[start of Available data]

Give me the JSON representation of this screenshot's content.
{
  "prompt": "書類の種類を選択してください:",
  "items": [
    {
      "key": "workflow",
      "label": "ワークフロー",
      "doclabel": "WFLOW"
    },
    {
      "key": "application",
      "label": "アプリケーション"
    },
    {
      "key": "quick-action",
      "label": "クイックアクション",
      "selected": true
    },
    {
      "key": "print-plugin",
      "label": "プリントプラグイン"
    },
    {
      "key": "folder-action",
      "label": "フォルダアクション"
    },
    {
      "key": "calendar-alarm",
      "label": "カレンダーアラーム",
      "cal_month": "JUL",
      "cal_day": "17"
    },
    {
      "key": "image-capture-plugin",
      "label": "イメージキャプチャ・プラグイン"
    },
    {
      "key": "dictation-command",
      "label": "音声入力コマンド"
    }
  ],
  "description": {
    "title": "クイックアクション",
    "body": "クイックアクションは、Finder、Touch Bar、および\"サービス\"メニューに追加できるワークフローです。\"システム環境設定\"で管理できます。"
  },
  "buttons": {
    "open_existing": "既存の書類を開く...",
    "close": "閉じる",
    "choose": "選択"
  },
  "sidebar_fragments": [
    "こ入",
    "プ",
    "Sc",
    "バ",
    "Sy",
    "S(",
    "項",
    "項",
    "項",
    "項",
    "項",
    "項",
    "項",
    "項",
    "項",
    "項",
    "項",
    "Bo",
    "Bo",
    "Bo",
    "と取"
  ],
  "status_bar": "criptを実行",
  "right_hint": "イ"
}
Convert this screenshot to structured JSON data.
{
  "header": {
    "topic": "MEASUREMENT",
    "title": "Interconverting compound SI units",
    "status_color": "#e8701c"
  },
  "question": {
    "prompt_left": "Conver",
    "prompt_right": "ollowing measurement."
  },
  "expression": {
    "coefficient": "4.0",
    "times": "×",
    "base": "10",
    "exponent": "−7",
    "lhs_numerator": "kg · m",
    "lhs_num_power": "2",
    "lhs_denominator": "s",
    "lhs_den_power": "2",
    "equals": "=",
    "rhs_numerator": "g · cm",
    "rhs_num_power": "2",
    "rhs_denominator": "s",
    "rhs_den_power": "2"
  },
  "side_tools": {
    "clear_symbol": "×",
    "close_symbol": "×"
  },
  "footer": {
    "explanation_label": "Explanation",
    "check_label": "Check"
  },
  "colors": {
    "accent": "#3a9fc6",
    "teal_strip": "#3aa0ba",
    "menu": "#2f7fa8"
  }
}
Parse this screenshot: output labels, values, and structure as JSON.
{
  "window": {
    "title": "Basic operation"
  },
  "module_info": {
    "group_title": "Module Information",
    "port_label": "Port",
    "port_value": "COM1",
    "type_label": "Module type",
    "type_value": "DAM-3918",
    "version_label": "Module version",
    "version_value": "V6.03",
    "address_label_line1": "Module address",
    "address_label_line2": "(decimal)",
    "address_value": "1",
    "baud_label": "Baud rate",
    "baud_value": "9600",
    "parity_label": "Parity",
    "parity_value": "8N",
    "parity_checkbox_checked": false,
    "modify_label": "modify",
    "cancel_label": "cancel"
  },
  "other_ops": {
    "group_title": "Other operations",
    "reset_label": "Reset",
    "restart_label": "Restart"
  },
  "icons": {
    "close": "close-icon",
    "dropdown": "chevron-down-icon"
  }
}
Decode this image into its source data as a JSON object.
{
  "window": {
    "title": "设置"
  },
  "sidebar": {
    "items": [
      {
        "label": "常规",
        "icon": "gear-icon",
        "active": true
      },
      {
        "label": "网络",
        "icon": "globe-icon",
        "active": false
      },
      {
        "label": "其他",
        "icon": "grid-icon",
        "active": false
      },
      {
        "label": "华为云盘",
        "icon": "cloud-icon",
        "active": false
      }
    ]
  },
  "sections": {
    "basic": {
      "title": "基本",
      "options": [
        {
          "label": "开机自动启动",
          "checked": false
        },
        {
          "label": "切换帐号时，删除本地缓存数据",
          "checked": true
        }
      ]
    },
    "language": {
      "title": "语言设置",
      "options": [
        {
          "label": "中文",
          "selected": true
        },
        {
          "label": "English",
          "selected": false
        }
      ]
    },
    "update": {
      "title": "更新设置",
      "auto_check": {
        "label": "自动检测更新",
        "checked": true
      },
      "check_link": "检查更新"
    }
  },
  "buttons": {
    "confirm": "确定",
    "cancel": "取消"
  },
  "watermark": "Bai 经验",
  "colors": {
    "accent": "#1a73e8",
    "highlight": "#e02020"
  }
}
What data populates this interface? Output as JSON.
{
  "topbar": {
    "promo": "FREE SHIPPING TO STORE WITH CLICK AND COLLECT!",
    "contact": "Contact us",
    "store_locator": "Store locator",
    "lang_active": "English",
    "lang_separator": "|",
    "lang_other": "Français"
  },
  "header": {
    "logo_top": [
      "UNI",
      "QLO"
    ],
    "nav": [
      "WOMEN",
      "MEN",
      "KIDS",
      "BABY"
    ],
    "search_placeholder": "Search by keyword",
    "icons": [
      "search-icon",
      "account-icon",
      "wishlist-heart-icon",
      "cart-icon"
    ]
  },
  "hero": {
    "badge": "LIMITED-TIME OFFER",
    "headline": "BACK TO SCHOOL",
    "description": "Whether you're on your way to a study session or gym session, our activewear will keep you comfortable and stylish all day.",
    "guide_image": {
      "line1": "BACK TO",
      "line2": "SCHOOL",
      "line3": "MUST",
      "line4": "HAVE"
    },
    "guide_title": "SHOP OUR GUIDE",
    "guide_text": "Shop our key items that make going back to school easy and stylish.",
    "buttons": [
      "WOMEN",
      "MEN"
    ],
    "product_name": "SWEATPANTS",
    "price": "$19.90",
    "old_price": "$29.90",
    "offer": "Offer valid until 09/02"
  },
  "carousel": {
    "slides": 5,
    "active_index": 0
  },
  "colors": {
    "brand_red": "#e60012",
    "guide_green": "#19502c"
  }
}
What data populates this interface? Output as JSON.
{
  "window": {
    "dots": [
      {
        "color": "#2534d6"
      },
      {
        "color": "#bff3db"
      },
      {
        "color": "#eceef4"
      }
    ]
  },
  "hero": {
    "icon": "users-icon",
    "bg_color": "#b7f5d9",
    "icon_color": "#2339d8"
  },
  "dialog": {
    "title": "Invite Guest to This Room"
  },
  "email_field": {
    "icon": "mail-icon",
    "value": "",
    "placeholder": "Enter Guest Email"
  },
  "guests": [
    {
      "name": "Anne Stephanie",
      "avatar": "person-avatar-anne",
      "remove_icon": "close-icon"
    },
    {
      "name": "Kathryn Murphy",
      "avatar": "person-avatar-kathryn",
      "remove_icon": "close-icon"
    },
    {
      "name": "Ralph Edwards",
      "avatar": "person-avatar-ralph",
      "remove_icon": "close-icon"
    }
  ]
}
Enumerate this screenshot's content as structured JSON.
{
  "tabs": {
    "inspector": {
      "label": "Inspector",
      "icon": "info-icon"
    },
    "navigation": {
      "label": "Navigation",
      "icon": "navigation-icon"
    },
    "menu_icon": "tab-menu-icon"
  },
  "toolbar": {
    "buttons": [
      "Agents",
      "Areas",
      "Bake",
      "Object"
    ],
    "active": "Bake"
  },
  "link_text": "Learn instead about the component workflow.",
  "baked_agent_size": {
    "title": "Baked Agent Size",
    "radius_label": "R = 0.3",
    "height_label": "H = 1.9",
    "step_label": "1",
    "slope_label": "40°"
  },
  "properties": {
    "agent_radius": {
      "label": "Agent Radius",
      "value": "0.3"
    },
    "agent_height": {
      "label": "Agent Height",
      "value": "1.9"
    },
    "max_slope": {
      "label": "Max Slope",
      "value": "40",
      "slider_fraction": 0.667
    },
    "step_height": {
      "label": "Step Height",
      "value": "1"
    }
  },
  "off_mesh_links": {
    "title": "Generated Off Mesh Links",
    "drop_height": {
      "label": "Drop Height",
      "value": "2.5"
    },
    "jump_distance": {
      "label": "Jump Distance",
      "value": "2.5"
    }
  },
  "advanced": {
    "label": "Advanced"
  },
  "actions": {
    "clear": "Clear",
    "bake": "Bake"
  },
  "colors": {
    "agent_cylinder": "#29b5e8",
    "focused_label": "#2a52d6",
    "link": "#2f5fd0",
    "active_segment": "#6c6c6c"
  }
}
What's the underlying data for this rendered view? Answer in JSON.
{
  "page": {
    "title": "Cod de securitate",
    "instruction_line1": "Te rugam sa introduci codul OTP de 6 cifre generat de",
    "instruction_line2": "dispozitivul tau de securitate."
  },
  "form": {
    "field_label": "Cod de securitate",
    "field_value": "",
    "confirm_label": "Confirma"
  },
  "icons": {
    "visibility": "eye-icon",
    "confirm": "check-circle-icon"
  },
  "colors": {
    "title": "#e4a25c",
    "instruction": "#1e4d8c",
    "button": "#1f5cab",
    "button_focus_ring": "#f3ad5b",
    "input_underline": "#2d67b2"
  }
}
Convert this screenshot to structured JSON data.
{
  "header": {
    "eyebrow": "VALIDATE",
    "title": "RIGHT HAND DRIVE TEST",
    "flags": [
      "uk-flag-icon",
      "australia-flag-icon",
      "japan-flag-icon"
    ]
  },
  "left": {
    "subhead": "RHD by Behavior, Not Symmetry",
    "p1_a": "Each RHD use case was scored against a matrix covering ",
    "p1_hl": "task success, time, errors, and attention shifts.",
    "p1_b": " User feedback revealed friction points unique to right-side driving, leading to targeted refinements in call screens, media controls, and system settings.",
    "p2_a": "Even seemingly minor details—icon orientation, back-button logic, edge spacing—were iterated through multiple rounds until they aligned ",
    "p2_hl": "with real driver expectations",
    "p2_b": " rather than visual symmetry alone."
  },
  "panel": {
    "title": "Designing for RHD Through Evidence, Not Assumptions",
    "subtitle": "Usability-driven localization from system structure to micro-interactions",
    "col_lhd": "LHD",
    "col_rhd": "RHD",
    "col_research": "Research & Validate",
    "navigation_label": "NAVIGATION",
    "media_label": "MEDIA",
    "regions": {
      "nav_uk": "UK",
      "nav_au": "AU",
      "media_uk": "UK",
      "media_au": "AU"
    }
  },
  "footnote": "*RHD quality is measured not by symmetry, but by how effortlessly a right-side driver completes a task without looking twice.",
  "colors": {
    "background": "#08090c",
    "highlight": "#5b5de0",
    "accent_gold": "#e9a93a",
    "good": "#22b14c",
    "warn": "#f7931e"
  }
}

[end of Available data]

**Work to complete**
Go through the material line by line. Show each line that contains the string "driver".

**Exercise output**
    "p2_hl": "with real driver expectations",
  "footnote": "*RHD quality is measured not by symmetry, but by how effortlessly a right-side driver completes a task without looking twice.",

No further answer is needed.